## [TEXT PASSAGE]
>>>>

If Munter had a dollar for every time she has been mistaken for Danica Patrick, the open-wheel racer who will make her stock-car debut here Saturday in an ARCA Series race, she would be one of the better-funded drivers on the stock-car circuit. As it is, money is a constant worry.

A lack of funding rather than a lack of skill prevented Munter, 33, from making her ARCA debut before this year. “I’ve actually tested here several times,” Munter said. “I never had the funding, the sponsorship, to go.”

The field of 43 for Saturday’s Lucas Oil Slick Mist 200, a lower-tier stock-car event, will include a record six women. They include Munter, who finished fourth in a stock-car event at Texas Motor Speedway in 2006; Alli Owens, who earned the outside pole at the ARCA event here last year and finished 40th; Jennifer Jo Cobb, an ARCA regular; Jill George; and Milka Duno, a Venezuelan who was inducted last month into the Latin American International Sports Hall of Fame in Laredo, Tex.

<<<<

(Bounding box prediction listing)
>>>>

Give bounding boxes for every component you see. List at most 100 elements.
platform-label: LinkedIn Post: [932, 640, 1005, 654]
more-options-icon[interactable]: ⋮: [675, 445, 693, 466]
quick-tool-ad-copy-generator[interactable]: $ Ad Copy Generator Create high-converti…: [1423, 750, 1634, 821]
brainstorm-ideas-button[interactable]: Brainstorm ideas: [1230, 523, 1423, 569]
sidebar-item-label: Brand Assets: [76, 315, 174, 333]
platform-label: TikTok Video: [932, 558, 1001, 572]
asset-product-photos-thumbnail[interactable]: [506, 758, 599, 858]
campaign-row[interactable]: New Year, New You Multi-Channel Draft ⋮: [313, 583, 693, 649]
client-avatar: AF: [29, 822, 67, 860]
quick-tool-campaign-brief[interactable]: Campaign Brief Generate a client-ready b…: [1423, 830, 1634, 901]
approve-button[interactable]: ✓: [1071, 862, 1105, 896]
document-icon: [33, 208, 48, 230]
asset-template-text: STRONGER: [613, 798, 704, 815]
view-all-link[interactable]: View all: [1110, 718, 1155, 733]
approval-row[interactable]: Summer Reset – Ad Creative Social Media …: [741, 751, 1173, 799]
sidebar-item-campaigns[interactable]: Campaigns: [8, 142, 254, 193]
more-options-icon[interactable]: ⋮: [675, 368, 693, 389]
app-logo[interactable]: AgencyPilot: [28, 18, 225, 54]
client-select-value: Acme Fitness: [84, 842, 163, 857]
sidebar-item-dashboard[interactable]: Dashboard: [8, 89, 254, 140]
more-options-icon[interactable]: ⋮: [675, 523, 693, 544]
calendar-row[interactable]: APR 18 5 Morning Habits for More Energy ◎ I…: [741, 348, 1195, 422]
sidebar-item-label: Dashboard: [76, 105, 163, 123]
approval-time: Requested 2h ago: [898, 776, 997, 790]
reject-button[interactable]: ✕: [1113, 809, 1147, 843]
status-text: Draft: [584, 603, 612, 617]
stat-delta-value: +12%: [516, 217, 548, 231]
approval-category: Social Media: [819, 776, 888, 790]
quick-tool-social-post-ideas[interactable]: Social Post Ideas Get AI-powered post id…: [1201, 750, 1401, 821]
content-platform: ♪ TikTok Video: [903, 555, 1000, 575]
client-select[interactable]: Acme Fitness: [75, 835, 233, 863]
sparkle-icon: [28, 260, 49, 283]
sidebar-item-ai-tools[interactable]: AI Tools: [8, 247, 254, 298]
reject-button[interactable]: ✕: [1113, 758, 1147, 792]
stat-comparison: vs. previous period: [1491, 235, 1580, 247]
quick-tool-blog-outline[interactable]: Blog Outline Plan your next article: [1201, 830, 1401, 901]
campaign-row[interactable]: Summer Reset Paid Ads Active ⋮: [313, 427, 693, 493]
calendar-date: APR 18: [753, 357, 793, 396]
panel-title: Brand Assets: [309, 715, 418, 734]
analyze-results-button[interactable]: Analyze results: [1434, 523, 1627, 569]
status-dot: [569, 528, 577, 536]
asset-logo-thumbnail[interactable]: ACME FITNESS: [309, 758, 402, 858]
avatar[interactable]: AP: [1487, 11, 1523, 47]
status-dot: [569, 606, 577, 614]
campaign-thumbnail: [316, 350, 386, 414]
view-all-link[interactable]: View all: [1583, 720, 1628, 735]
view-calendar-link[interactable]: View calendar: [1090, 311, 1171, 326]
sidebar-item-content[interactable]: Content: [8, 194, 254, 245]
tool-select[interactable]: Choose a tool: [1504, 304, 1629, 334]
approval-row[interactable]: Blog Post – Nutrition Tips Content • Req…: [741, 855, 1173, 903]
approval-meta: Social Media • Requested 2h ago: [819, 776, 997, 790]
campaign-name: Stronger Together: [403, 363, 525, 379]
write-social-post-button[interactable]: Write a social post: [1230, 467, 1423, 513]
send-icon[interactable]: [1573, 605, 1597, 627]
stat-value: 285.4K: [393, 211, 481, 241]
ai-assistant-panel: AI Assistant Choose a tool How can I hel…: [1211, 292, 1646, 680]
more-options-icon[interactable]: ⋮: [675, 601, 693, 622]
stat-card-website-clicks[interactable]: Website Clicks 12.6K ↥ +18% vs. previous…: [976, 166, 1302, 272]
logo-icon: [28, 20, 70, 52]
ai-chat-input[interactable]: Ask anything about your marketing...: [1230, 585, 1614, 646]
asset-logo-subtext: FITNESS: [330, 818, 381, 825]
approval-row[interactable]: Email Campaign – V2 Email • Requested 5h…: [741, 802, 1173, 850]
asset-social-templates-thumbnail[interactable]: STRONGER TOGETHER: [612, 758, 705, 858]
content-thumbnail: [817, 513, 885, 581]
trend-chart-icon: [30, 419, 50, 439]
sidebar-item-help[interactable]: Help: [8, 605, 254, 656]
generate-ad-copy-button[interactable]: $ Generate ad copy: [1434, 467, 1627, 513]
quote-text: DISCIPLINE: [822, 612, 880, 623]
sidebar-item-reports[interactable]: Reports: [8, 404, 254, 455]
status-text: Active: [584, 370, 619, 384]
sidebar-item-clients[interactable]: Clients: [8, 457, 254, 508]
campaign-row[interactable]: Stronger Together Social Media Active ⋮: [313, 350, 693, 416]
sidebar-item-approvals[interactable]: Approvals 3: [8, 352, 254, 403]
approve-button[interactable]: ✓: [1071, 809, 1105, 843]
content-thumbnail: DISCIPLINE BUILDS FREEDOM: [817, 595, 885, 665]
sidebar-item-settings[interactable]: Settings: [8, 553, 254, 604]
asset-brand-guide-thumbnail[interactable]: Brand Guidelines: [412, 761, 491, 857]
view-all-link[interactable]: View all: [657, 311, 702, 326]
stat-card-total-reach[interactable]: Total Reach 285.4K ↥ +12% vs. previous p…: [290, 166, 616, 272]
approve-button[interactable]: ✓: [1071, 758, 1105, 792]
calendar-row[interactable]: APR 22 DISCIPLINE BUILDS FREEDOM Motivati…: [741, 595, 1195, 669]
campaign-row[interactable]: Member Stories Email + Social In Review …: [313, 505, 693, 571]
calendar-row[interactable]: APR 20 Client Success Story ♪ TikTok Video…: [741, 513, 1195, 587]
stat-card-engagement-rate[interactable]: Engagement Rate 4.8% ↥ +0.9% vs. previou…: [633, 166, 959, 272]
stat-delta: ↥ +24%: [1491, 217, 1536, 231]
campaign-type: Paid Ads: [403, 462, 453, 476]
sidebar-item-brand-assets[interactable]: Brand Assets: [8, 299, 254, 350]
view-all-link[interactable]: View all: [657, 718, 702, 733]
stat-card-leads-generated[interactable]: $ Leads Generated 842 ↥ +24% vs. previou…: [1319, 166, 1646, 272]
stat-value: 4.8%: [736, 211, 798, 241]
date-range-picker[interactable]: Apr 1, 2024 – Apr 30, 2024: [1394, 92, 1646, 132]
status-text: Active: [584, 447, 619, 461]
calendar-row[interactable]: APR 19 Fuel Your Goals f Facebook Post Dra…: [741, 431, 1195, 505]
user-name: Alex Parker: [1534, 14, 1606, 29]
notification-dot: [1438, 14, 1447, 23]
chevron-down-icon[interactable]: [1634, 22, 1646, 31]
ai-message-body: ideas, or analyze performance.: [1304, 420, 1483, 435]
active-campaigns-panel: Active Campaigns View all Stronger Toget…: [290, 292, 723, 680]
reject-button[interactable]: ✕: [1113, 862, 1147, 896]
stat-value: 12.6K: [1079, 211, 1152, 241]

<<<<

## [SET OF TASKS]
• 1. Can you duplicate the stretch of the stock-car racing passage from "The field of" through "Fame in Laredo, Tex."?
• 2. How would you render this sentence from the stock-car racing passage in Spanish: "A lack of funding rather than a lack of skill prevented Munter, 33, from making her ARCA debut before this year."
• 3. Could you write the next part of the stock-car racing passage, picking up after its final sentence?
None of this work requires the listing.

## [ANSWERS BELOW]
• 1.
The field of 43 for Saturday’s Lucas Oil Slick Mist 200, a lower-tier stock-car event, will include a record six women. They include Munter, who finished fourth in a stock-car event at Texas Motor Speedway in 2006; Alli Owens, who earned the outside pole at the ARCA event here last year and finished 40th; Jennifer Jo Cobb, an ARCA regular; Jill George; and Milka Duno, a Venezuelan who was inducted last month into the Latin American International Sports Hall of Fame in Laredo, Tex.

• 2. La falta de financiación, más que la falta de habilidad, impidió que Munter, de 33 años, debutara en ARCA antes de este año.

• 3.
Everyone is hoping to draft off the attention generated by Patrick, 27, the first woman to win an IndyCar race, who is easing into Nascar. Her appearance here has spiked interest in a race that normally draws notice only for its crashes. In the past five years, 80 cars have been involved in accidents in the 80-lap event.

After earning the pole Friday, James Buescher, the defending champion, said: “Yeah, it’s going to be one of the most-watched races ARCA’s ever had. That’s good for everybody in the field to take advantage of.”

Patrick qualified in 12th place for the race, the leading driver among the women. She said that aside from Munter, a friend to whom she loaned a HANS safety device this week, “I don’t really know the rest of the girls out there.” She added: “I’m sure at some point I will meet them. If not, it’s a matter of circumstance.”

In fact, Patrick and Duno crossed paths during a practice for an IndyCar race in Ohio in 2008. They had an angry exchange prompted by Patrick’s contention that she was repeatedly blocked by Duno, who responded by twice throwing a towel at her.

On Friday, Duno sat serenely in the back of her trailer, which was parked next to Patrick’s, and said it was “a coincidence” that she decided to venture into stock-car racing a few days after Patrick did.

“It just happened at the same time,” Duno said with a shrug.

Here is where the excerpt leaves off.